AIM >>
Look for "Lambda" in each line of the entries, and return the matching lines.
** START OF THE RECORDS **
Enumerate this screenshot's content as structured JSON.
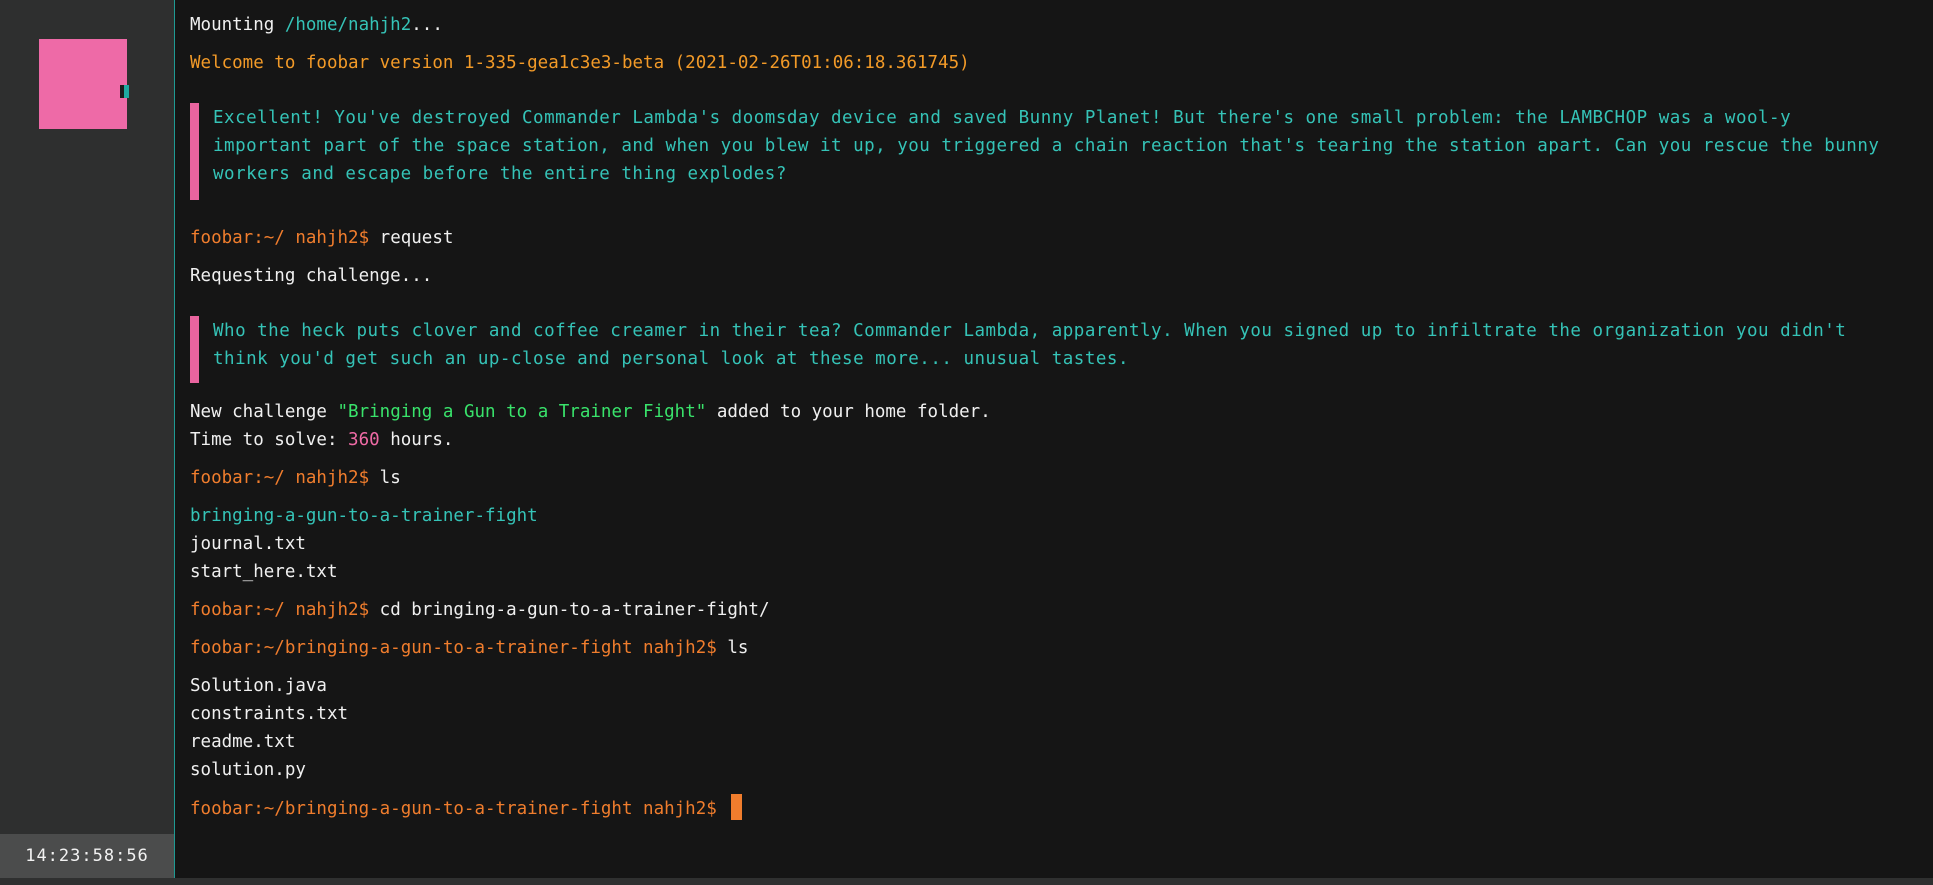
{
  "sidebar": {
    "clock": "14:23:58:56"
  },
  "terminal": {
    "mount": {
      "label": "Mounting ",
      "path": "/home/nahjh2",
      "ellipsis": "..."
    },
    "welcome": "Welcome to foobar version 1-335-gea1c3e3-beta (2021-02-26T01:06:18.361745)",
    "intro_message": "Excellent! You've destroyed Commander Lambda's doomsday device and saved Bunny Planet! But there's one small problem: the LAMBCHOP was a wool-y important part of the space station, and when you blew it up, you triggered a chain reaction that's tearing the station apart. Can you rescue the bunny workers and escape before the entire thing explodes?",
    "cmd1": {
      "prompt": "foobar:~/ nahjh2$ ",
      "command": "request"
    },
    "requesting": "Requesting challenge...",
    "challenge_message": "Who the heck puts clover and coffee creamer in their tea? Commander Lambda, apparently. When you signed up to infiltrate the organization you didn't think you'd get such an up-close and personal look at these more... unusual tastes.",
    "new_challenge": {
      "prefix": "New challenge ",
      "name": "\"Bringing a Gun to a Trainer Fight\"",
      "suffix": " added to your home folder."
    },
    "time_to_solve": {
      "prefix": "Time to solve: ",
      "hours": "360",
      "suffix": " hours."
    },
    "cmd2": {
      "prompt": "foobar:~/ nahjh2$ ",
      "command": "ls"
    },
    "home_listing": {
      "folder": "bringing-a-gun-to-a-trainer-fight",
      "files": [
        "journal.txt",
        "start_here.txt"
      ]
    },
    "cmd3": {
      "prompt": "foobar:~/ nahjh2$ ",
      "command": "cd bringing-a-gun-to-a-trainer-fight/"
    },
    "cmd4": {
      "prompt": "foobar:~/bringing-a-gun-to-a-trainer-fight nahjh2$ ",
      "command": "ls"
    },
    "challenge_listing": [
      "Solution.java",
      "constraints.txt",
      "readme.txt",
      "solution.py"
    ],
    "current_prompt": "foobar:~/bringing-a-gun-to-a-trainer-fight nahjh2$ "
  },
  "colors": {
    "accent_pink": "#ee6aa7",
    "teal": "#35c3b7",
    "prompt_orange": "#f07d2d",
    "welcome_orange": "#f29a28",
    "challenge_green": "#39e36b"
  }
}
** END OF THE RECORDS **
REPLY TO THE TASK >>
    "intro_message": "Excellent! You've destroyed Commander Lambda's doomsday device and saved Bunny Planet! But there's one small problem: the LAMBCHOP was a wool-y important part of the space station, and when you blew it up, you triggered a chain reaction that's tearing the station apart. Can you rescue the bunny workers and escape before the entire thing explodes?",
    "challenge_message": "Who the heck puts clover and coffee creamer in their tea? Commander Lambda, apparently. When you signed up to infiltrate the organization you didn't think you'd get such an up-close and personal look at these more... unusual tastes.",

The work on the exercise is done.